• [EXTRACTED DATA]
----------

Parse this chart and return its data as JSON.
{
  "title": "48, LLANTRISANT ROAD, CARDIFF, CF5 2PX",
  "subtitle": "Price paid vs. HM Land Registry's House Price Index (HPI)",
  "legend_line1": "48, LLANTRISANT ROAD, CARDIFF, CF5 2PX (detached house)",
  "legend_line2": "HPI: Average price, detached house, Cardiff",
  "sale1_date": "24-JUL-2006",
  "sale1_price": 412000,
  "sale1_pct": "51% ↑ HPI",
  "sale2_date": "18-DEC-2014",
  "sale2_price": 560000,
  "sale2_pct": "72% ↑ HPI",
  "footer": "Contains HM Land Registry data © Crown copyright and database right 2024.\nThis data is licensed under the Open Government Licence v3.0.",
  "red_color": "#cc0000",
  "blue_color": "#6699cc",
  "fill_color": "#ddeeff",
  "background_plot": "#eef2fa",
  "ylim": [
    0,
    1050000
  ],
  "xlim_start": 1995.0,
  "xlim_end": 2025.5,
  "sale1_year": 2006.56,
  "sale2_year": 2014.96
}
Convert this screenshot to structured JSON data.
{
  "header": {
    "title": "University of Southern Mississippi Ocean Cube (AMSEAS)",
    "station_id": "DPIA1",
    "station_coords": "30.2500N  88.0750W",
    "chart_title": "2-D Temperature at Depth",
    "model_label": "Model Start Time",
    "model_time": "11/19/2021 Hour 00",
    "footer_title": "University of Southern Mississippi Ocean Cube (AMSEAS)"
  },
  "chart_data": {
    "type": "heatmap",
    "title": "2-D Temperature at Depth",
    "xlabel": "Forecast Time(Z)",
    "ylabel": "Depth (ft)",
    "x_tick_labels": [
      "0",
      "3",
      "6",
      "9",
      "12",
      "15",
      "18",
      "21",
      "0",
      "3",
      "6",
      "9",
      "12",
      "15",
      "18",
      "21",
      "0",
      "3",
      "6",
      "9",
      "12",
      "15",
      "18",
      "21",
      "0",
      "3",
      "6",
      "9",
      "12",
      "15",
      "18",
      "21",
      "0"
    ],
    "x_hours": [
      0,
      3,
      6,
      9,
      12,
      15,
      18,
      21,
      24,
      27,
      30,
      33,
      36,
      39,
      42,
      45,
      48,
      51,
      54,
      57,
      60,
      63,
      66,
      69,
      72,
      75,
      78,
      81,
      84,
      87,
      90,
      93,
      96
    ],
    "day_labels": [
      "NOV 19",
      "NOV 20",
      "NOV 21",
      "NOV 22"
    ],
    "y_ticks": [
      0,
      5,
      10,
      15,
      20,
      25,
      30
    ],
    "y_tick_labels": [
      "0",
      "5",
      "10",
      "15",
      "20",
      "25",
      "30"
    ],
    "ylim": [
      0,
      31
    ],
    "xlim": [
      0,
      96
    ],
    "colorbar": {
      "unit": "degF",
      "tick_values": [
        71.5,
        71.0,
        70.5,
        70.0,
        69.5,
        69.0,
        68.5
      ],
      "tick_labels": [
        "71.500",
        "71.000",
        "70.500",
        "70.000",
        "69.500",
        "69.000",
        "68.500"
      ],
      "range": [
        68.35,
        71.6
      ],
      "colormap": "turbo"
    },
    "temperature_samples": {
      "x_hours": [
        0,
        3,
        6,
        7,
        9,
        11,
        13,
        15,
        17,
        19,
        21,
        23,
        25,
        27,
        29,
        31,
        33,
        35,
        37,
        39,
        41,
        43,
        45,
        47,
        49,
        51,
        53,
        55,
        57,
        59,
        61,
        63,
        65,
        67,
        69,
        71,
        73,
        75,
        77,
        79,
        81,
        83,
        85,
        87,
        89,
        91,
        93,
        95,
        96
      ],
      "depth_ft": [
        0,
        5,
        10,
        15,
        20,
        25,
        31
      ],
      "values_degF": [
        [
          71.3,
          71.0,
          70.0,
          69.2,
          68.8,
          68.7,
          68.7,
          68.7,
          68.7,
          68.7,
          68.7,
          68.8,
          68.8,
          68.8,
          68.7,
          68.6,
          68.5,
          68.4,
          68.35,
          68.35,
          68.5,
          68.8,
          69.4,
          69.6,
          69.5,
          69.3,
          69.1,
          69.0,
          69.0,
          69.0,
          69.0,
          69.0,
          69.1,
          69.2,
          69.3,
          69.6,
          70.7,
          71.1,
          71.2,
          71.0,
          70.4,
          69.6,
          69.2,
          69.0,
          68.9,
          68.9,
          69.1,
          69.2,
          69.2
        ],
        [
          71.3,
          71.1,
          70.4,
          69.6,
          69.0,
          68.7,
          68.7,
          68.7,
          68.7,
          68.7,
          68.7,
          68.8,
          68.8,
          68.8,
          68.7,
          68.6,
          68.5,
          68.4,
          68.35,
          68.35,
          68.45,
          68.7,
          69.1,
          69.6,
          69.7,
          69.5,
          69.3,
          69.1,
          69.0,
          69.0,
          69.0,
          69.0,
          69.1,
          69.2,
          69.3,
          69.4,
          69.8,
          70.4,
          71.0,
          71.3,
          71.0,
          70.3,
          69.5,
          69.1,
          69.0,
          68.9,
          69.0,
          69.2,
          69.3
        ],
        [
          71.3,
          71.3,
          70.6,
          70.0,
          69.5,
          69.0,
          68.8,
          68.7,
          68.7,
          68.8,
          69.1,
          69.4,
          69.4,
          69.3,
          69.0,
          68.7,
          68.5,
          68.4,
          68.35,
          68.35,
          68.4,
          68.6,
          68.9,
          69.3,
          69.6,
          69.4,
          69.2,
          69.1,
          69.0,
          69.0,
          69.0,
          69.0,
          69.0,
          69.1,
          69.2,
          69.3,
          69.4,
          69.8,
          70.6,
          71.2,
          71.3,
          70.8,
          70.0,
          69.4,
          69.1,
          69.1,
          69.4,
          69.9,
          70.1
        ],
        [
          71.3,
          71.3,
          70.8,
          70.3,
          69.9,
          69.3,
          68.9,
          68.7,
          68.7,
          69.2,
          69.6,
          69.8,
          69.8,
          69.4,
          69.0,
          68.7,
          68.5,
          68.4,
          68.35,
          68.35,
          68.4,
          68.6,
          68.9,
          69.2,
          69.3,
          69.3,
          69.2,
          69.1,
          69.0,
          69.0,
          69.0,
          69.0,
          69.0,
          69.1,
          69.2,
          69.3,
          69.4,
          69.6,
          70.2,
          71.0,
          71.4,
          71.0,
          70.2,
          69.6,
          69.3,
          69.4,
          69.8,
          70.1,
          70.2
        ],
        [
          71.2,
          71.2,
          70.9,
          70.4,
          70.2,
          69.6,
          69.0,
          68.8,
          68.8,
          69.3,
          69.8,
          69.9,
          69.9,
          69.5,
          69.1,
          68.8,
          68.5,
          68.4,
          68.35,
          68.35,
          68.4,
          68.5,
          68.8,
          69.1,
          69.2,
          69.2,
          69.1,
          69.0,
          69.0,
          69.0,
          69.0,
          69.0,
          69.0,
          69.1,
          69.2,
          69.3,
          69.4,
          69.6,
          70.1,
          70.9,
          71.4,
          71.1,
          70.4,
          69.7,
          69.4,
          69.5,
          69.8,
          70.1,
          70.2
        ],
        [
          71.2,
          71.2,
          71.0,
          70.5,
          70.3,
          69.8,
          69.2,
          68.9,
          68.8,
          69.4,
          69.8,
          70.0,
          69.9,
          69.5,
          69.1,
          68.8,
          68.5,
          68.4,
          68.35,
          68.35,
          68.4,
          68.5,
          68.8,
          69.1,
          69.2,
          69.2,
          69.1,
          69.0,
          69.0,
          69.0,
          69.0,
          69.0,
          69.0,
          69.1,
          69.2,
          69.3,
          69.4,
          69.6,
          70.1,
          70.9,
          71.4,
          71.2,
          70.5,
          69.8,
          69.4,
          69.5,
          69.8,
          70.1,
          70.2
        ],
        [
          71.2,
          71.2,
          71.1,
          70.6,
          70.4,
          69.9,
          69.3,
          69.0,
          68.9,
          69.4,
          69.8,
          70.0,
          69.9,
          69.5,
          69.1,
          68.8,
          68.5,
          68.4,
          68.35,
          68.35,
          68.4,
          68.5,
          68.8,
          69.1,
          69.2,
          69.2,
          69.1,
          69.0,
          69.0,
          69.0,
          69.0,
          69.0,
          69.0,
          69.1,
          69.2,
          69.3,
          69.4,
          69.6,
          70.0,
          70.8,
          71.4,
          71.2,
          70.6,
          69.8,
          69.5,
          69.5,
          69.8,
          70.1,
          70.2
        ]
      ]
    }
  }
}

----------

• [WRITTEN TASK]
Tell how many lines of the records above hold the string "ROAD". Give no other text.

• [ANSWER TO THIS PROBLEM]
2